Problem to work on:
Return a copy of each line that holds the string "mrkev".

Data excerpts:
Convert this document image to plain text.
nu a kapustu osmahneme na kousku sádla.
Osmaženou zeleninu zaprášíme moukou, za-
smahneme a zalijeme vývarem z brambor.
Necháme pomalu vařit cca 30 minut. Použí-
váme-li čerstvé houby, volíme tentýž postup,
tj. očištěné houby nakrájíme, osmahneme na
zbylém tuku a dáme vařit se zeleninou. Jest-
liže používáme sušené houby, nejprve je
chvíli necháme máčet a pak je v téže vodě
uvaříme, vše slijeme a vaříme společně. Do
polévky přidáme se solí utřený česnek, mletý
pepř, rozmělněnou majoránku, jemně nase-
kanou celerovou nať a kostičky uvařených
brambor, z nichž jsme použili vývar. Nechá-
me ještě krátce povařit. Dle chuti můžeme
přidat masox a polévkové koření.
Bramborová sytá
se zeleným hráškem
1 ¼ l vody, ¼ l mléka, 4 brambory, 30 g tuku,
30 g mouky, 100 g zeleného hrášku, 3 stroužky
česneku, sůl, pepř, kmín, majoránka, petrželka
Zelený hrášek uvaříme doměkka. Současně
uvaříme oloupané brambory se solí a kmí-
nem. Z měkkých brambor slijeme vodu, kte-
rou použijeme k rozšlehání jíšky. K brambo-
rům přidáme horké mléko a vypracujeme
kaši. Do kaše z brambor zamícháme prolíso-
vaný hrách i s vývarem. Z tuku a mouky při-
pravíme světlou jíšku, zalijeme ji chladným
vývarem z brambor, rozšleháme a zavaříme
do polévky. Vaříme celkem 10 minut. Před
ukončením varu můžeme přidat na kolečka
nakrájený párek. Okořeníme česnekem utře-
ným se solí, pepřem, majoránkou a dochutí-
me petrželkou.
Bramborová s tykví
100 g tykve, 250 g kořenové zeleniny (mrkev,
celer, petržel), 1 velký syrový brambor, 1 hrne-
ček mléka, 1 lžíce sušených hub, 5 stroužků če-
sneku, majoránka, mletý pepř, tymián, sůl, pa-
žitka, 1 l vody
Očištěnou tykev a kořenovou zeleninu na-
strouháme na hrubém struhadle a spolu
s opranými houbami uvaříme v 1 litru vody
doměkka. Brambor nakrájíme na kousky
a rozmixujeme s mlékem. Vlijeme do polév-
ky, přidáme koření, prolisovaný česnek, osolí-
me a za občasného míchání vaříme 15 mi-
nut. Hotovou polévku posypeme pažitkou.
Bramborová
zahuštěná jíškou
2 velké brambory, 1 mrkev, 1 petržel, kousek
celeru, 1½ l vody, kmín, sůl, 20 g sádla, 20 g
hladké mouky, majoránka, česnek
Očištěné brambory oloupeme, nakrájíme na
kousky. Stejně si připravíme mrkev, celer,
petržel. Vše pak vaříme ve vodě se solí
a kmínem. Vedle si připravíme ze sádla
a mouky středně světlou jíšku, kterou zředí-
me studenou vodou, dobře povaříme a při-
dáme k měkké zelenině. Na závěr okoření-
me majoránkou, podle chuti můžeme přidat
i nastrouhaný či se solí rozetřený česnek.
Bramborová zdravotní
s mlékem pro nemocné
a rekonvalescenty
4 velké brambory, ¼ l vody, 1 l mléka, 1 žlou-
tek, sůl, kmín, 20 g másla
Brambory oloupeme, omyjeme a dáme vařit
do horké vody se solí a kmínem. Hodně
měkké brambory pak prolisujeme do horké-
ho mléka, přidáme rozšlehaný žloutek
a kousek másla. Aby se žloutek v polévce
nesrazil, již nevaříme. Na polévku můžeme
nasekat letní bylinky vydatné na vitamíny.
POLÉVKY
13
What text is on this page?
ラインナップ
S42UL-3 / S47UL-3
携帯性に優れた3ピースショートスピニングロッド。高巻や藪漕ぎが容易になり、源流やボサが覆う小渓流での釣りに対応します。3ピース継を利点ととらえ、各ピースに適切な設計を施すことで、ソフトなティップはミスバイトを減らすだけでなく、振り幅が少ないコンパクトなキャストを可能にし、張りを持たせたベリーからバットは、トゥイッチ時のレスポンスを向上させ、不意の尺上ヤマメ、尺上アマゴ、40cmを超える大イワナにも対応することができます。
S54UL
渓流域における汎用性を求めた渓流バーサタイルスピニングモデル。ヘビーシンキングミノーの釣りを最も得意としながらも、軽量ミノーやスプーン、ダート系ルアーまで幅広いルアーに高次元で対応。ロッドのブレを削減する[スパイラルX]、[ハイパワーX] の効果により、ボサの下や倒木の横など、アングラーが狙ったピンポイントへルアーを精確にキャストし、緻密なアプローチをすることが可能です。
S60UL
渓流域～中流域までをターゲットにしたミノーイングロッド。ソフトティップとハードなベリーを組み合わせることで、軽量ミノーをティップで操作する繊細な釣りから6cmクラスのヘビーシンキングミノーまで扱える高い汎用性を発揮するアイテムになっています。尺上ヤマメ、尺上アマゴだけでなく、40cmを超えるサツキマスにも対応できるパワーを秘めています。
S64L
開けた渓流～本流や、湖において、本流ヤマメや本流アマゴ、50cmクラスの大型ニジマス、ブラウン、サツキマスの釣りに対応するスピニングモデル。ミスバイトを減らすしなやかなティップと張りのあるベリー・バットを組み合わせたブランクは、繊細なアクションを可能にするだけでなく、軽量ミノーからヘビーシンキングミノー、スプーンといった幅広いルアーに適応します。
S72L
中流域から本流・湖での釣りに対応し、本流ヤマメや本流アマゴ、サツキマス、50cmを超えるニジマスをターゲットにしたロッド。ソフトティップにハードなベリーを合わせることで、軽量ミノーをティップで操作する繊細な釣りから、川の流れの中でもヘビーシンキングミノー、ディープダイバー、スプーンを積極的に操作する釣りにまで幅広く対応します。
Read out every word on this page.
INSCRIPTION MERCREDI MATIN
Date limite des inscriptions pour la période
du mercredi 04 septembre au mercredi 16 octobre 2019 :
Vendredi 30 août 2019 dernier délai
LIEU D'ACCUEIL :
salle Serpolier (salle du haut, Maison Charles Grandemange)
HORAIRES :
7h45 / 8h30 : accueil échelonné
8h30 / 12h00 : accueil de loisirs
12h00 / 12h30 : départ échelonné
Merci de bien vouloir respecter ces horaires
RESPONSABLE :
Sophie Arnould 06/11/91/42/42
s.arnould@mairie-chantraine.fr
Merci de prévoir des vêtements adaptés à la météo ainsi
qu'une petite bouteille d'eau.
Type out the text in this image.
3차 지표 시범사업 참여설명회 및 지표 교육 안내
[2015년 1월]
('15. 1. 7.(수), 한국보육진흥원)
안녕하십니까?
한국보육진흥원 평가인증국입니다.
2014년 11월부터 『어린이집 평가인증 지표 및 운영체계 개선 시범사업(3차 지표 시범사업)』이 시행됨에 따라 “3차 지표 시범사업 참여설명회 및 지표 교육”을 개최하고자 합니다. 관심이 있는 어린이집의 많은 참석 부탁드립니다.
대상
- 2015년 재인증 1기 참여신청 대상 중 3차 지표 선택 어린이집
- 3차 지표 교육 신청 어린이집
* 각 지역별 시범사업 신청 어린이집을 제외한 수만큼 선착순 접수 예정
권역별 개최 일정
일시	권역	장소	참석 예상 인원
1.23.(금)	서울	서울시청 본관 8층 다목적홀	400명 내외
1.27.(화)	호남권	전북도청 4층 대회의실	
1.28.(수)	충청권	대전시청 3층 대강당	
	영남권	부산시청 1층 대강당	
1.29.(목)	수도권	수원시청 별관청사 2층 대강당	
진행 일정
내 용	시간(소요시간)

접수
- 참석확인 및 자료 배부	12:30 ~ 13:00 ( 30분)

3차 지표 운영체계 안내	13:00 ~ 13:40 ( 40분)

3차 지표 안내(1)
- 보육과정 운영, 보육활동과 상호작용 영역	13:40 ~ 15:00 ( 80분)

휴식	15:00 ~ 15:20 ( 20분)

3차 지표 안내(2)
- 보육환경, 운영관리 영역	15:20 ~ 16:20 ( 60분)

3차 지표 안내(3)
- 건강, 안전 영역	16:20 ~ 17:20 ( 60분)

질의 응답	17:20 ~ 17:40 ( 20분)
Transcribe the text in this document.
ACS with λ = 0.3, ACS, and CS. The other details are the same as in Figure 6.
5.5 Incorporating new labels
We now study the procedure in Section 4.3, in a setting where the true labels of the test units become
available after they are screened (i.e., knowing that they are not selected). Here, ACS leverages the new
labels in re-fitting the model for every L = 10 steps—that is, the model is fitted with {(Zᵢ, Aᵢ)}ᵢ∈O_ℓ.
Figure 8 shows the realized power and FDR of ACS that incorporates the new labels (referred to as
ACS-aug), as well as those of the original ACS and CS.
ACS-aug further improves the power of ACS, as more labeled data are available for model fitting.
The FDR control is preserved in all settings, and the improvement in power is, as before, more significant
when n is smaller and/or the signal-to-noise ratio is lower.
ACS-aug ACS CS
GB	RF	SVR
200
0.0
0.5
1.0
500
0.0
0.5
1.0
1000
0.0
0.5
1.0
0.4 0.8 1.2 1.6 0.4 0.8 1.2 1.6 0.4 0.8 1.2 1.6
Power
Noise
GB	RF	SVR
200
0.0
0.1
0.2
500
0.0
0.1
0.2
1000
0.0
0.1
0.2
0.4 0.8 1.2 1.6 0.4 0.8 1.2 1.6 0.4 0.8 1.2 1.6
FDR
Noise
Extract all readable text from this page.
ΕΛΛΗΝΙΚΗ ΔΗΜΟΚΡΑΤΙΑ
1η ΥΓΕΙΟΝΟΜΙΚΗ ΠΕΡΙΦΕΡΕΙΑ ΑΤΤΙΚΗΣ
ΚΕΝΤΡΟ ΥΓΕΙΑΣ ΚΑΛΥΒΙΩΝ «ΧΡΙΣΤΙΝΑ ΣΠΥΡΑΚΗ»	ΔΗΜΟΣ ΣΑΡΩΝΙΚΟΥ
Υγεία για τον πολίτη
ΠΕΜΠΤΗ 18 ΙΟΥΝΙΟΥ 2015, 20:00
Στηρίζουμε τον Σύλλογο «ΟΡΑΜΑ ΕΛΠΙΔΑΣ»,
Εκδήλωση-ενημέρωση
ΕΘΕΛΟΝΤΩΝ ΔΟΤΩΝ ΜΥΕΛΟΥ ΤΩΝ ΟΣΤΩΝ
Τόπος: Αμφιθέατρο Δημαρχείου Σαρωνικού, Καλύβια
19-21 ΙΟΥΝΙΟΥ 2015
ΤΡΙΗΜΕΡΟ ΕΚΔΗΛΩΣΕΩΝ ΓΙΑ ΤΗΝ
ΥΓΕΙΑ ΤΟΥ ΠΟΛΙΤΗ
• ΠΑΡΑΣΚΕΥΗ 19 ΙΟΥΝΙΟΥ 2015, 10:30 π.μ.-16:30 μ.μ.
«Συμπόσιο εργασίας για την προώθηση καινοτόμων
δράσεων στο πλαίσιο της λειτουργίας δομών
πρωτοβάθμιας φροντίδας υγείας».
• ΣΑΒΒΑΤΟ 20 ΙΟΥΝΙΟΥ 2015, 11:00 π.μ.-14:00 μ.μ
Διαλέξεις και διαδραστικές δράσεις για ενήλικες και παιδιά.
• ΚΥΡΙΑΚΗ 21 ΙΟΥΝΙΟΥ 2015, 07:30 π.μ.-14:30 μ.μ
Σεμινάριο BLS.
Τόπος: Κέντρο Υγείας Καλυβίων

Answer below:
100 g tykve, 250 g kořenové zeleniny (mrkev,
2 velké brambory, 1 mrkev, 1 petržel, kousek
kousky. Stejně si připravíme mrkev, celer,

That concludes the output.